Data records
• • • •
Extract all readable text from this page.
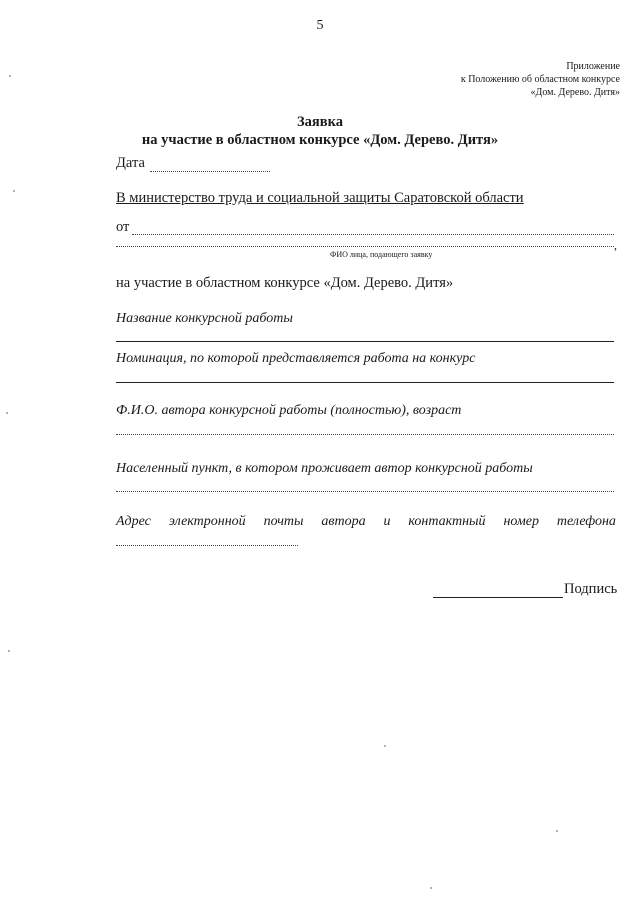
5
Приложение
к Положению об областном конкурсе
«Дом. Дерево. Дитя»
Заявка
на участие в областном конкурсе «Дом. Дерево. Дитя»
Дата
В министерство труда и социальной защиты Саратовской области
от
,
ФИО лица, подающего заявку
на участие в областном конкурсе «Дом. Дерево. Дитя»
Название конкурсной работы
Номинация, по которой представляется работа на конкурс
Ф.И.О. автора конкурсной работы (полностью), возраст
Населенный пункт, в котором проживает автор конкурсной работы
Адрес электронной почты автора и контактный номер телефона
Подпись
• • • •
WHAT NEEDS TO BE DONE
Leave the pictures out and print the records above exactly as they stand.

SOLUTION TO THIS EXERCISE
Extract all readable text from this page.
5
Приложение
к Положению об областном конкурсе
«Дом. Дерево. Дитя»
Заявка
на участие в областном конкурсе «Дом. Дерево. Дитя»
Дата
В министерство труда и социальной защиты Саратовской области
от
,
ФИО лица, подающего заявку
на участие в областном конкурсе «Дом. Дерево. Дитя»
Название конкурсной работы
Номинация, по которой представляется работа на конкурс
Ф.И.О. автора конкурсной работы (полностью), возраст
Населенный пункт, в котором проживает автор конкурсной работы
Адрес электронной почты автора и контактный номер телефона
Подпись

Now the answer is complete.